* BEGIN Exercise input *
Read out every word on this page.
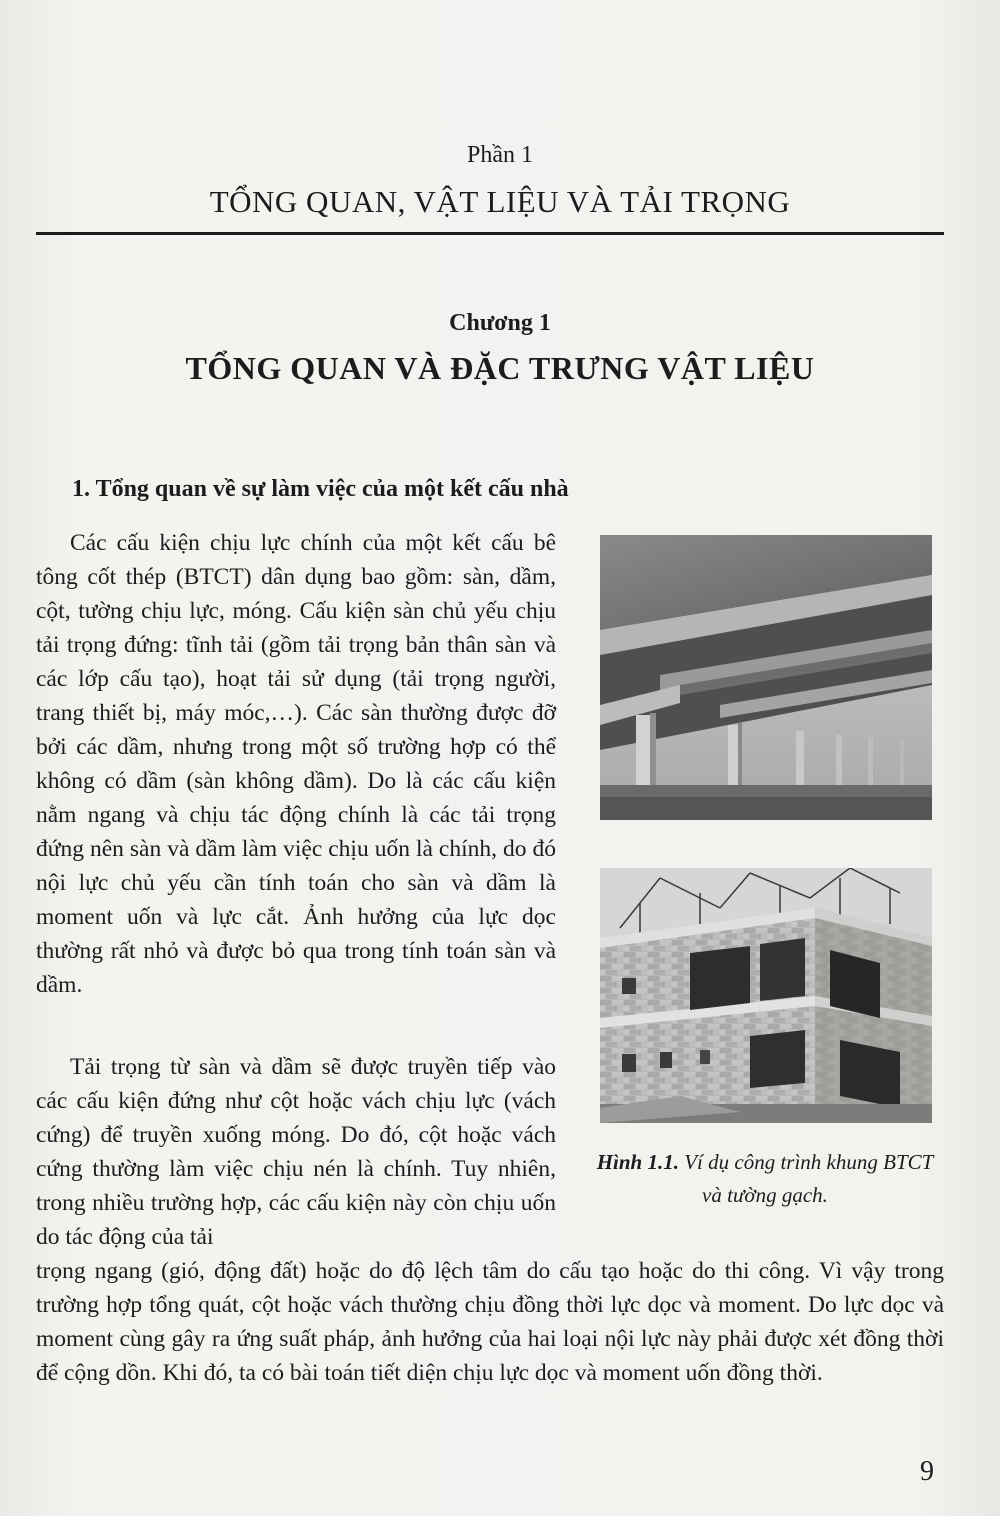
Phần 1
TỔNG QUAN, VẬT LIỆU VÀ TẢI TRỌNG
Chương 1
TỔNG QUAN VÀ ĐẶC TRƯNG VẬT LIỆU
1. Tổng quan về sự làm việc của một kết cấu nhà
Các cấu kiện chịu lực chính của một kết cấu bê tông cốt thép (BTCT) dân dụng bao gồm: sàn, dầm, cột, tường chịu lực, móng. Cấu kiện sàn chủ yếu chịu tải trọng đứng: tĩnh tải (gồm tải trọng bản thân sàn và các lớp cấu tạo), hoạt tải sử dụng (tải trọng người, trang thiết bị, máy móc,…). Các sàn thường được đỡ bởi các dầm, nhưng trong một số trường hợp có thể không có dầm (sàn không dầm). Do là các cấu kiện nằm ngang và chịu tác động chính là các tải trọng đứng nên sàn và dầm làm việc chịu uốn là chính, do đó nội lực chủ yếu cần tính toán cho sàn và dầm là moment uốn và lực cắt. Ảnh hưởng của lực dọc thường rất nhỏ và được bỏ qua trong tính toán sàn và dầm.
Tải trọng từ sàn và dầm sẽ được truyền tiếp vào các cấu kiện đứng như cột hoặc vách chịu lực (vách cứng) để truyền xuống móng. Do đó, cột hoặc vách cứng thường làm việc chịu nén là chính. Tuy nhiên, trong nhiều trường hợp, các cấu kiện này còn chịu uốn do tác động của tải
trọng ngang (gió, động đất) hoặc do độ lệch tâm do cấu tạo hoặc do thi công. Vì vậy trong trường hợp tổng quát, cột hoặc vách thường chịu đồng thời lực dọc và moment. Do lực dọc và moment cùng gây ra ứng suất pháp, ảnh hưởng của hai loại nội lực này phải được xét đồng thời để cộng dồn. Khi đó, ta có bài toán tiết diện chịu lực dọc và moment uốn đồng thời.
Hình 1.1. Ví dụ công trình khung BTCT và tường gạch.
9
* END Exercise input *
Given problem => Retype the whole listing exactly and leave the pictures out.

Written solution =>
Read out every word on this page.
Phần 1
TỔNG QUAN, VẬT LIỆU VÀ TẢI TRỌNG
Chương 1
TỔNG QUAN VÀ ĐẶC TRƯNG VẬT LIỆU
1. Tổng quan về sự làm việc của một kết cấu nhà
Các cấu kiện chịu lực chính của một kết cấu bê tông cốt thép (BTCT) dân dụng bao gồm: sàn, dầm, cột, tường chịu lực, móng. Cấu kiện sàn chủ yếu chịu tải trọng đứng: tĩnh tải (gồm tải trọng bản thân sàn và các lớp cấu tạo), hoạt tải sử dụng (tải trọng người, trang thiết bị, máy móc,…). Các sàn thường được đỡ bởi các dầm, nhưng trong một số trường hợp có thể không có dầm (sàn không dầm). Do là các cấu kiện nằm ngang và chịu tác động chính là các tải trọng đứng nên sàn và dầm làm việc chịu uốn là chính, do đó nội lực chủ yếu cần tính toán cho sàn và dầm là moment uốn và lực cắt. Ảnh hưởng của lực dọc thường rất nhỏ và được bỏ qua trong tính toán sàn và dầm.
Tải trọng từ sàn và dầm sẽ được truyền tiếp vào các cấu kiện đứng như cột hoặc vách chịu lực (vách cứng) để truyền xuống móng. Do đó, cột hoặc vách cứng thường làm việc chịu nén là chính. Tuy nhiên, trong nhiều trường hợp, các cấu kiện này còn chịu uốn do tác động của tải
trọng ngang (gió, động đất) hoặc do độ lệch tâm do cấu tạo hoặc do thi công. Vì vậy trong trường hợp tổng quát, cột hoặc vách thường chịu đồng thời lực dọc và moment. Do lực dọc và moment cùng gây ra ứng suất pháp, ảnh hưởng của hai loại nội lực này phải được xét đồng thời để cộng dồn. Khi đó, ta có bài toán tiết diện chịu lực dọc và moment uốn đồng thời.
Hình 1.1. Ví dụ công trình khung BTCT và tường gạch.
9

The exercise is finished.